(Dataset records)
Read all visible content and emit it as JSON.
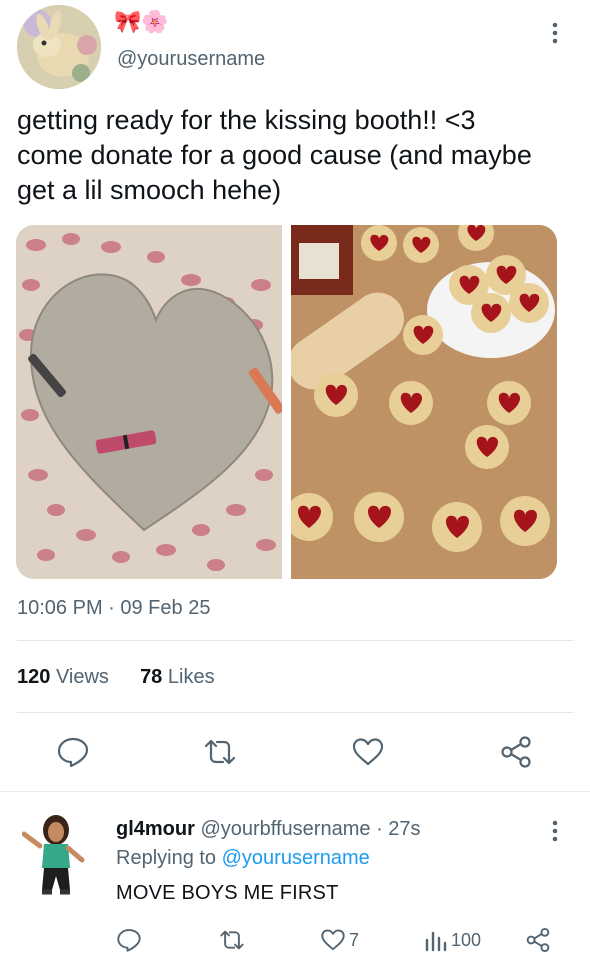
{
  "tweet": {
    "display_name": "🎀🌸",
    "handle": "@yourusername",
    "text_lines": [
      "getting ready for the kissing booth!! <3",
      "come donate for a good cause (and maybe",
      "get a lil smooch hehe)"
    ],
    "timestamp": "10:06 PM · 09 Feb 25",
    "views_count": "120",
    "views_label": "Views",
    "likes_count": "78",
    "likes_label": "Likes",
    "media": [
      {
        "kind": "photo",
        "icon": "lipstick-heart-poster"
      },
      {
        "kind": "photo",
        "icon": "heart-jam-cookies"
      }
    ],
    "actions": [
      "reply-icon",
      "retweet-icon",
      "like-icon",
      "share-icon"
    ]
  },
  "reply": {
    "name": "gl4mour",
    "handle": "@yourbffusername",
    "time": "· 27s",
    "replying_prefix": "Replying to",
    "replying_handle": "@yourusername",
    "text": "MOVE BOYS ME FIRST",
    "like_count": "7",
    "views_count": "100"
  },
  "colors": {
    "accent": "#1d9bf0",
    "text": "#0f1419",
    "muted": "#536471",
    "divider": "#e1e6ea"
  }
}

*TO BE DONE*. Retype each line of the listing above word for word. Exclude the pictures.

*REPLY*.
Read all visible content and emit it as JSON.
{
  "tweet": {
    "display_name": "🎀🌸",
    "handle": "@yourusername",
    "text_lines": [
      "getting ready for the kissing booth!! <3",
      "come donate for a good cause (and maybe",
      "get a lil smooch hehe)"
    ],
    "timestamp": "10:06 PM · 09 Feb 25",
    "views_count": "120",
    "views_label": "Views",
    "likes_count": "78",
    "likes_label": "Likes",
    "media": [
      {
        "kind": "photo",
        "icon": "lipstick-heart-poster"
      },
      {
        "kind": "photo",
        "icon": "heart-jam-cookies"
      }
    ],
    "actions": [
      "reply-icon",
      "retweet-icon",
      "like-icon",
      "share-icon"
    ]
  },
  "reply": {
    "name": "gl4mour",
    "handle": "@yourbffusername",
    "time": "· 27s",
    "replying_prefix": "Replying to",
    "replying_handle": "@yourusername",
    "text": "MOVE BOYS ME FIRST",
    "like_count": "7",
    "views_count": "100"
  },
  "colors": {
    "accent": "#1d9bf0",
    "text": "#0f1419",
    "muted": "#536471",
    "divider": "#e1e6ea"
  }
}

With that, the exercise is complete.